Record list:
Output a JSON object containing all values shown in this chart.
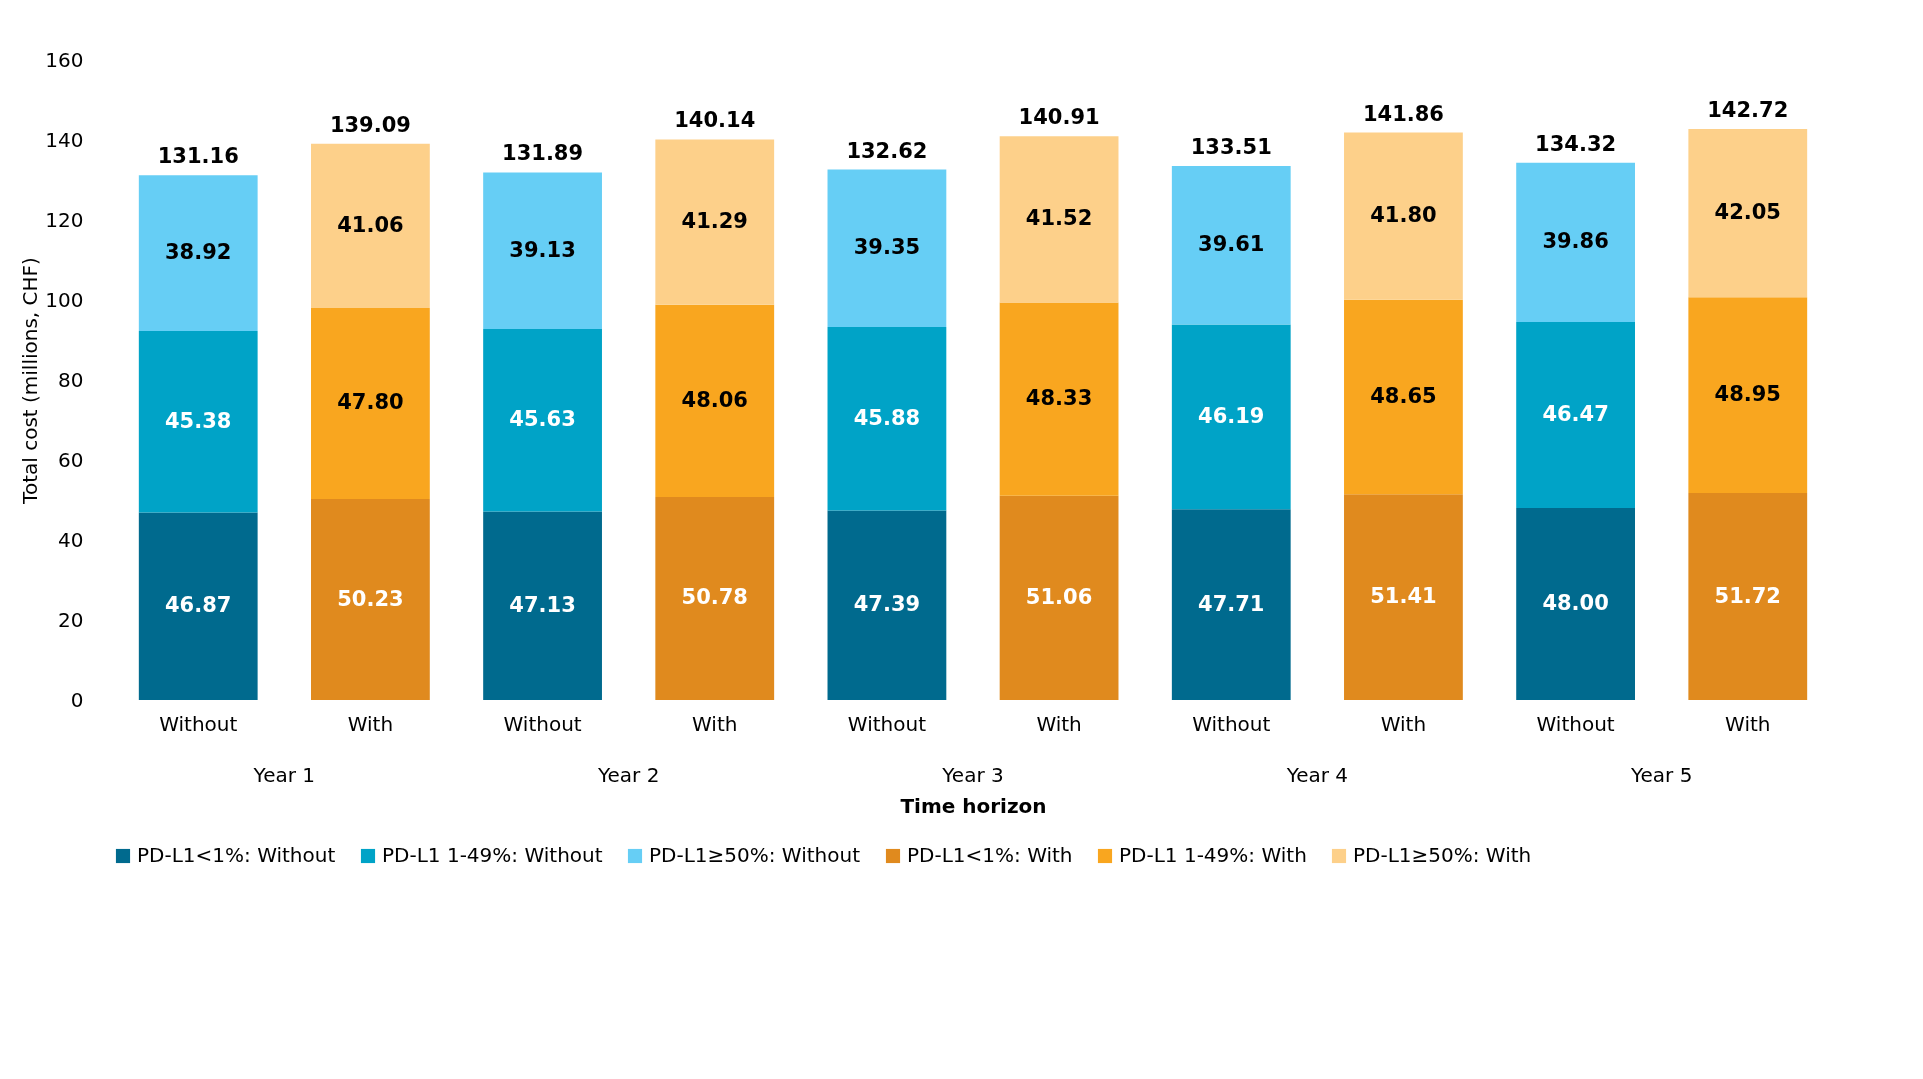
{
  "chart_data": {
    "type": "bar",
    "stacked": true,
    "xlabel": "Time horizon",
    "ylabel": "Total cost (millions, CHF)",
    "categories": [
      "Without",
      "With",
      "Without",
      "With",
      "Without",
      "With",
      "Without",
      "With",
      "Without",
      "With"
    ],
    "series": [
      {
        "name": "PD-L1<1%: Without",
        "color": "#006a8e",
        "values": [
          46.87,
          null,
          47.13,
          null,
          47.39,
          null,
          47.71,
          null,
          48.0,
          null
        ],
        "value_labels": [
          "46.87",
          null,
          "47.13",
          null,
          "47.39",
          null,
          "47.71",
          null,
          "48.00",
          null
        ]
      },
      {
        "name": "PD-L1 1-49%: Without",
        "color": "#00a3c7",
        "values": [
          45.38,
          null,
          45.63,
          null,
          45.88,
          null,
          46.19,
          null,
          46.47,
          null
        ],
        "value_labels": [
          "45.38",
          null,
          "45.63",
          null,
          "45.88",
          null,
          "46.19",
          null,
          "46.47",
          null
        ]
      },
      {
        "name": "PD-L1≥50%: Without",
        "color": "#66cef5",
        "values": [
          38.92,
          null,
          39.13,
          null,
          39.35,
          null,
          39.61,
          null,
          39.86,
          null
        ],
        "value_labels": [
          "38.92",
          null,
          "39.13",
          null,
          "39.35",
          null,
          "39.61",
          null,
          "39.86",
          null
        ]
      },
      {
        "name": "PD-L1<1%: With",
        "color": "#e08a1e",
        "values": [
          null,
          50.23,
          null,
          50.78,
          null,
          51.06,
          null,
          51.41,
          null,
          51.72
        ],
        "value_labels": [
          null,
          "50.23",
          null,
          "50.78",
          null,
          "51.06",
          null,
          "51.41",
          null,
          "51.72"
        ]
      },
      {
        "name": "PD-L1 1-49%: With",
        "color": "#f9a61f",
        "values": [
          null,
          47.8,
          null,
          48.06,
          null,
          48.33,
          null,
          48.65,
          null,
          48.95
        ],
        "value_labels": [
          null,
          "47.80",
          null,
          "48.06",
          null,
          "48.33",
          null,
          "48.65",
          null,
          "48.95"
        ]
      },
      {
        "name": "PD-L1≥50%: With",
        "color": "#fdd08a",
        "values": [
          null,
          41.06,
          null,
          41.29,
          null,
          41.52,
          null,
          41.8,
          null,
          42.05
        ],
        "value_labels": [
          null,
          "41.06",
          null,
          "41.29",
          null,
          "41.52",
          null,
          "41.80",
          null,
          "42.05"
        ]
      }
    ],
    "totals": [
      "131.16",
      "139.09",
      "131.89",
      "140.14",
      "132.62",
      "140.91",
      "133.51",
      "141.86",
      "134.32",
      "142.72"
    ],
    "annotations": [
      "Year 1",
      "Year 2",
      "Year 3",
      "Year 4",
      "Year 5"
    ],
    "ylim": [
      0,
      160
    ],
    "yticks": [
      0,
      20,
      40,
      60,
      80,
      100,
      120,
      140,
      160
    ],
    "grid": false,
    "legend": "bottom"
  }
}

The task:
Print the entries above exactly, taking out only the pictures.

Solution to this task:
Output a JSON object containing all values shown in this chart.
{
  "chart_data": {
    "type": "bar",
    "stacked": true,
    "xlabel": "Time horizon",
    "ylabel": "Total cost (millions, CHF)",
    "categories": [
      "Without",
      "With",
      "Without",
      "With",
      "Without",
      "With",
      "Without",
      "With",
      "Without",
      "With"
    ],
    "series": [
      {
        "name": "PD-L1<1%: Without",
        "color": "#006a8e",
        "values": [
          46.87,
          null,
          47.13,
          null,
          47.39,
          null,
          47.71,
          null,
          48.0,
          null
        ],
        "value_labels": [
          "46.87",
          null,
          "47.13",
          null,
          "47.39",
          null,
          "47.71",
          null,
          "48.00",
          null
        ]
      },
      {
        "name": "PD-L1 1-49%: Without",
        "color": "#00a3c7",
        "values": [
          45.38,
          null,
          45.63,
          null,
          45.88,
          null,
          46.19,
          null,
          46.47,
          null
        ],
        "value_labels": [
          "45.38",
          null,
          "45.63",
          null,
          "45.88",
          null,
          "46.19",
          null,
          "46.47",
          null
        ]
      },
      {
        "name": "PD-L1≥50%: Without",
        "color": "#66cef5",
        "values": [
          38.92,
          null,
          39.13,
          null,
          39.35,
          null,
          39.61,
          null,
          39.86,
          null
        ],
        "value_labels": [
          "38.92",
          null,
          "39.13",
          null,
          "39.35",
          null,
          "39.61",
          null,
          "39.86",
          null
        ]
      },
      {
        "name": "PD-L1<1%: With",
        "color": "#e08a1e",
        "values": [
          null,
          50.23,
          null,
          50.78,
          null,
          51.06,
          null,
          51.41,
          null,
          51.72
        ],
        "value_labels": [
          null,
          "50.23",
          null,
          "50.78",
          null,
          "51.06",
          null,
          "51.41",
          null,
          "51.72"
        ]
      },
      {
        "name": "PD-L1 1-49%: With",
        "color": "#f9a61f",
        "values": [
          null,
          47.8,
          null,
          48.06,
          null,
          48.33,
          null,
          48.65,
          null,
          48.95
        ],
        "value_labels": [
          null,
          "47.80",
          null,
          "48.06",
          null,
          "48.33",
          null,
          "48.65",
          null,
          "48.95"
        ]
      },
      {
        "name": "PD-L1≥50%: With",
        "color": "#fdd08a",
        "values": [
          null,
          41.06,
          null,
          41.29,
          null,
          41.52,
          null,
          41.8,
          null,
          42.05
        ],
        "value_labels": [
          null,
          "41.06",
          null,
          "41.29",
          null,
          "41.52",
          null,
          "41.80",
          null,
          "42.05"
        ]
      }
    ],
    "totals": [
      "131.16",
      "139.09",
      "131.89",
      "140.14",
      "132.62",
      "140.91",
      "133.51",
      "141.86",
      "134.32",
      "142.72"
    ],
    "annotations": [
      "Year 1",
      "Year 2",
      "Year 3",
      "Year 4",
      "Year 5"
    ],
    "ylim": [
      0,
      160
    ],
    "yticks": [
      0,
      20,
      40,
      60,
      80,
      100,
      120,
      140,
      160
    ],
    "grid": false,
    "legend": "bottom"
  }
}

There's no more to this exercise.